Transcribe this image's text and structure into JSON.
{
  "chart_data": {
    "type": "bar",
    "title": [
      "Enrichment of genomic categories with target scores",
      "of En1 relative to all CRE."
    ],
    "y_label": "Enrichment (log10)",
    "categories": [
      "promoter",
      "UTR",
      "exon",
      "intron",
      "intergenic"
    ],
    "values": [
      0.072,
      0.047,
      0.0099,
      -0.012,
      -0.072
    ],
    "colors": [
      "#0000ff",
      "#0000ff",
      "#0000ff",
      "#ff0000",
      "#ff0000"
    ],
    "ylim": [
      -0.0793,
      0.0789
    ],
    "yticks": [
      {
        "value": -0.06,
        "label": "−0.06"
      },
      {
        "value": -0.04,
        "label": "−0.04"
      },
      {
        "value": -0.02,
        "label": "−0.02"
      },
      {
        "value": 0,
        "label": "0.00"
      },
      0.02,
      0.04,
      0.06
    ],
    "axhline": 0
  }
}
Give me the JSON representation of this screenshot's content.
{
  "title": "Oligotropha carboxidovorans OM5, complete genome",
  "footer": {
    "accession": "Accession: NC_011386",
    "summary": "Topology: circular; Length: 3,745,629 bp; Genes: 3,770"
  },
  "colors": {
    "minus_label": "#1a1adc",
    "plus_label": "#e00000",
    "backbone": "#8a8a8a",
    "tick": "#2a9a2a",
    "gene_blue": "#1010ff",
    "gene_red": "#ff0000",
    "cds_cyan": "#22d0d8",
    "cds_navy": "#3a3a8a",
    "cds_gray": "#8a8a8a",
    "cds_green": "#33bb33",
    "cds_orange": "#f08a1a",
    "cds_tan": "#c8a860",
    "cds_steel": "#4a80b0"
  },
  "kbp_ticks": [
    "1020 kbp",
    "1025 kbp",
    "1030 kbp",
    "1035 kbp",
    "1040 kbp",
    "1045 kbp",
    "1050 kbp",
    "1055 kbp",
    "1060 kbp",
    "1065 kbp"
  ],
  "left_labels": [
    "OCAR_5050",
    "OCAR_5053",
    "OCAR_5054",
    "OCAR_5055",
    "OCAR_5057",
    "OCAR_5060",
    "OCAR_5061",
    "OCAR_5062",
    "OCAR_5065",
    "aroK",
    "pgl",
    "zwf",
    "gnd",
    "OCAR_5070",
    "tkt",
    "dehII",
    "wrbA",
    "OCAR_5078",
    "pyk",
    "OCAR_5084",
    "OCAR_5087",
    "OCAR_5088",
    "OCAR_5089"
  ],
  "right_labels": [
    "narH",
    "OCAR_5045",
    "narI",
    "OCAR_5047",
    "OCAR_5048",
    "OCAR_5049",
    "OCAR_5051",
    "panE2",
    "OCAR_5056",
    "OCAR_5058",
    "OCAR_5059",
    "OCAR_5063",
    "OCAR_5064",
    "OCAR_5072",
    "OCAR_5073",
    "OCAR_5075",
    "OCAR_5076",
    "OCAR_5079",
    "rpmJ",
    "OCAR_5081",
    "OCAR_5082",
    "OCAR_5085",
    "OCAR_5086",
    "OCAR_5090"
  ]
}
====
## What you have to do
Copy every line from the entries that contains the word "title".

## Finished task
    "title": [
  "title": "Oligotropha carboxidovorans OM5, complete genome",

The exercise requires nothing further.